[Figure contents as structured data]
start
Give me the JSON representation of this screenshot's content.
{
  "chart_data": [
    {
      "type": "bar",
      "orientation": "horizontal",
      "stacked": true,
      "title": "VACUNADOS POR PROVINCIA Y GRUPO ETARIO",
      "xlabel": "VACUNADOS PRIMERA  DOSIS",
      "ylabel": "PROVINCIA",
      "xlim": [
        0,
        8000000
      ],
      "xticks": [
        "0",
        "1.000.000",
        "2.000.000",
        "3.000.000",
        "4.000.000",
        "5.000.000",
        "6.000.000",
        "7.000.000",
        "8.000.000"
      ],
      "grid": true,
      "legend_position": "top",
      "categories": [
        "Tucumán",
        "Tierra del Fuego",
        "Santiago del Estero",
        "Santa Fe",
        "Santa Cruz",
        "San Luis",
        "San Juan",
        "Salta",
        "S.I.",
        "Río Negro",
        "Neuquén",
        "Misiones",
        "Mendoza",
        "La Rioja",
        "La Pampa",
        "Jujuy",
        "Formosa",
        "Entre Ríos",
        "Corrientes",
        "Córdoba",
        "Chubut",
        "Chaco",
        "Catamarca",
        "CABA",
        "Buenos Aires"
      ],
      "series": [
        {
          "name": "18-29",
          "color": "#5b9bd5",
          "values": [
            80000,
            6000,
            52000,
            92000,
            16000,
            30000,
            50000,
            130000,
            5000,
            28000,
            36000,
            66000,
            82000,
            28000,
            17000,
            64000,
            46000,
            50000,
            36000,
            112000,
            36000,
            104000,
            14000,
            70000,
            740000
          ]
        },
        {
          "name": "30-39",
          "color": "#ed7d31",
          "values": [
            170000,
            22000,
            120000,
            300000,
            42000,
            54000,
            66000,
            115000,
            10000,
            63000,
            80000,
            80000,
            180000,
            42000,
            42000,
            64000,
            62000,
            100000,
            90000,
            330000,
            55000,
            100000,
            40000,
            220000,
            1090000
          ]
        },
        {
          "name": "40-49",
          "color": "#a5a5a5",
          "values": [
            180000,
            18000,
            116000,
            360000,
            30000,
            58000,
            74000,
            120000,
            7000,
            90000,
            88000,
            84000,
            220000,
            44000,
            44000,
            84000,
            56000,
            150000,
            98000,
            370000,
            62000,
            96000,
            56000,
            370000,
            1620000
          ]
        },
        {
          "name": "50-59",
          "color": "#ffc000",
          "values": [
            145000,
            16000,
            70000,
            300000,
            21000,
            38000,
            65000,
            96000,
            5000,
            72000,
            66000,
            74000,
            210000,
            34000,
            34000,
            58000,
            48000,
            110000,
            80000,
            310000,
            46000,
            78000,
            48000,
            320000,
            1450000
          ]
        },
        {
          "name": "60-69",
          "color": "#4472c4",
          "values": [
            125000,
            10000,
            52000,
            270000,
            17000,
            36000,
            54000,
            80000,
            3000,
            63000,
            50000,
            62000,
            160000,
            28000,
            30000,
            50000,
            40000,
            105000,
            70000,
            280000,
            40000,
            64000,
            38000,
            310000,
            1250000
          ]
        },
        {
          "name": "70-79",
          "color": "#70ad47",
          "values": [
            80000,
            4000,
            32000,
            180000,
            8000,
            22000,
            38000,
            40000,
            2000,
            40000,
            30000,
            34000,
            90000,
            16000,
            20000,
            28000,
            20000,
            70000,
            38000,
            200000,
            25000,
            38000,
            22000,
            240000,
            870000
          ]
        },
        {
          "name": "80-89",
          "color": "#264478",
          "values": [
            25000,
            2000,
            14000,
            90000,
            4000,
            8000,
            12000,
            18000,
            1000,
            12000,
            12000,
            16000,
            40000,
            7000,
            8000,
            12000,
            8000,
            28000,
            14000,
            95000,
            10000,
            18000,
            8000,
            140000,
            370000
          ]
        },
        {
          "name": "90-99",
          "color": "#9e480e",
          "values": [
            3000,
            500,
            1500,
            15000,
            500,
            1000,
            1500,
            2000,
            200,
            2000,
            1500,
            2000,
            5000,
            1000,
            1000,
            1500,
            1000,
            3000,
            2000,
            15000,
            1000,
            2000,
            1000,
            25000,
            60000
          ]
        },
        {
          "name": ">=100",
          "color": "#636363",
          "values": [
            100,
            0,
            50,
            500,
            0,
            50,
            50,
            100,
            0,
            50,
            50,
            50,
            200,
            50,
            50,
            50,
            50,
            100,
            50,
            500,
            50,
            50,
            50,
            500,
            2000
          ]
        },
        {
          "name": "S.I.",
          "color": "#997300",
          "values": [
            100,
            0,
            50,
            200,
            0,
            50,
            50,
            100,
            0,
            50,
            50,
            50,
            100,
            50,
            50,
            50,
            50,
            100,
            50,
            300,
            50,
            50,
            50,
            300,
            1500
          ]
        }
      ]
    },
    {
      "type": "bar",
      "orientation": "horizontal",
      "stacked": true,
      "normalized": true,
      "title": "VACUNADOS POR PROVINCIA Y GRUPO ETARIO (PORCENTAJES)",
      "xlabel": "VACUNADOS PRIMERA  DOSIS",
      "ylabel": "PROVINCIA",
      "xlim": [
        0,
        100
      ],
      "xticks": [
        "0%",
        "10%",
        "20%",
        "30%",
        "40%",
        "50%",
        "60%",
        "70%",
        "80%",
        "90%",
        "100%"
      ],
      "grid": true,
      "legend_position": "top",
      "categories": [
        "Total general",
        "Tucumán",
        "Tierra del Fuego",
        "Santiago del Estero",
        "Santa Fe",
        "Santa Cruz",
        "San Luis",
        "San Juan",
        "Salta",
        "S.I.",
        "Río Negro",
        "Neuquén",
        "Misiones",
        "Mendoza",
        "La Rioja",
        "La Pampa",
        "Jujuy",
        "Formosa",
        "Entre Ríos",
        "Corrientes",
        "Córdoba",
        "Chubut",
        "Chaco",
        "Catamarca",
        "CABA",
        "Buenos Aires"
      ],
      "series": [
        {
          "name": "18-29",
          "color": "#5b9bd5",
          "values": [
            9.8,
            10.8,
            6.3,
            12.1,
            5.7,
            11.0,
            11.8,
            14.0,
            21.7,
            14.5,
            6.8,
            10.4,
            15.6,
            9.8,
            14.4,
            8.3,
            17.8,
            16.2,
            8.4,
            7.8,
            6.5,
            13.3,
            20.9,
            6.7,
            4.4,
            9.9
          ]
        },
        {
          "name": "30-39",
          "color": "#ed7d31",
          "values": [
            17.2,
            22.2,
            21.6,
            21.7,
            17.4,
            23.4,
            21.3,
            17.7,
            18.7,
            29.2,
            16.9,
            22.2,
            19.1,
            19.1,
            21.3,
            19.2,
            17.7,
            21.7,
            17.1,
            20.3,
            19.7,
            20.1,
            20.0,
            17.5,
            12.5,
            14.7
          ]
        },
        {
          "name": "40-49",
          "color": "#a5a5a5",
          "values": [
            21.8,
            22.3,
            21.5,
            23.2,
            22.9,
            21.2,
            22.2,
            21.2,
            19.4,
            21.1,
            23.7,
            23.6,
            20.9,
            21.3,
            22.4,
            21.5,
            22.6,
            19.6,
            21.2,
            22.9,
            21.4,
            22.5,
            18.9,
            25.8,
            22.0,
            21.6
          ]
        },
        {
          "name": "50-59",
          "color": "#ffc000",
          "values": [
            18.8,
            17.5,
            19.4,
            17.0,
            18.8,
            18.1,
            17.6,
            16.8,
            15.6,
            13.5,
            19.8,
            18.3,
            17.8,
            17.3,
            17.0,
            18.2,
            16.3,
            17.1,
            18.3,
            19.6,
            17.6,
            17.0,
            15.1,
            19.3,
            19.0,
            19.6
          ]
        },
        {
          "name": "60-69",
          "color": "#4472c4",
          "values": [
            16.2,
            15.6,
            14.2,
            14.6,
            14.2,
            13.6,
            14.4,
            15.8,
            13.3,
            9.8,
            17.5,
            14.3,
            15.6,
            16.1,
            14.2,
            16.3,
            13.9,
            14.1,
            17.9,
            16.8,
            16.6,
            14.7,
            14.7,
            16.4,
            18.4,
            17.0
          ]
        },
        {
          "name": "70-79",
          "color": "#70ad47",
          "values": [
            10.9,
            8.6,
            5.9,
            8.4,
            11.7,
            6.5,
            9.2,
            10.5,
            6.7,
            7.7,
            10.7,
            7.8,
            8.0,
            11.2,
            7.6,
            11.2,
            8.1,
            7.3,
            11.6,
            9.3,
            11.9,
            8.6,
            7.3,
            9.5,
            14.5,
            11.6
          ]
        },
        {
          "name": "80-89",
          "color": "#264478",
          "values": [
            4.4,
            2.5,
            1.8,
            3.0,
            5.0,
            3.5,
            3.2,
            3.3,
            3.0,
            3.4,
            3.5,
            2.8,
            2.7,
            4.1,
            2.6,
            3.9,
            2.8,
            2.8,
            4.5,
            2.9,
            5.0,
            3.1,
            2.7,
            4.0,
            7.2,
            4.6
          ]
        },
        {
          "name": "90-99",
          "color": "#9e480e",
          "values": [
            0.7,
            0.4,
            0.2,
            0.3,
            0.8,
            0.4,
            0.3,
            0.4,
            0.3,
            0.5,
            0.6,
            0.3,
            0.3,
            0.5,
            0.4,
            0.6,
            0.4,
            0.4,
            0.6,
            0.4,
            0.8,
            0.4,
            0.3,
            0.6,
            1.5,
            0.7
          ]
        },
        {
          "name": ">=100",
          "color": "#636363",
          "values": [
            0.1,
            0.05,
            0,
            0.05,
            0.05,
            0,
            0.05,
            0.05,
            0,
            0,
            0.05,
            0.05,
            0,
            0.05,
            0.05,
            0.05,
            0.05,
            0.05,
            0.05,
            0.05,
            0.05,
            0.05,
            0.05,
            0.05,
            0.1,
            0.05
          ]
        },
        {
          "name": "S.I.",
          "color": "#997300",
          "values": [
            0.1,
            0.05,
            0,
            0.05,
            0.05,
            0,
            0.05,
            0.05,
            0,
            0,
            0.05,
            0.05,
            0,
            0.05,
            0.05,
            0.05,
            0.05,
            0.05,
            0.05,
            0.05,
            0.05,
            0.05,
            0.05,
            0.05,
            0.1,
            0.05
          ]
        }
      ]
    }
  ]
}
end
REQUEST
Report the number of lines above containing the word "VACUNADOS", with no other text.

TASK RESPONSE
4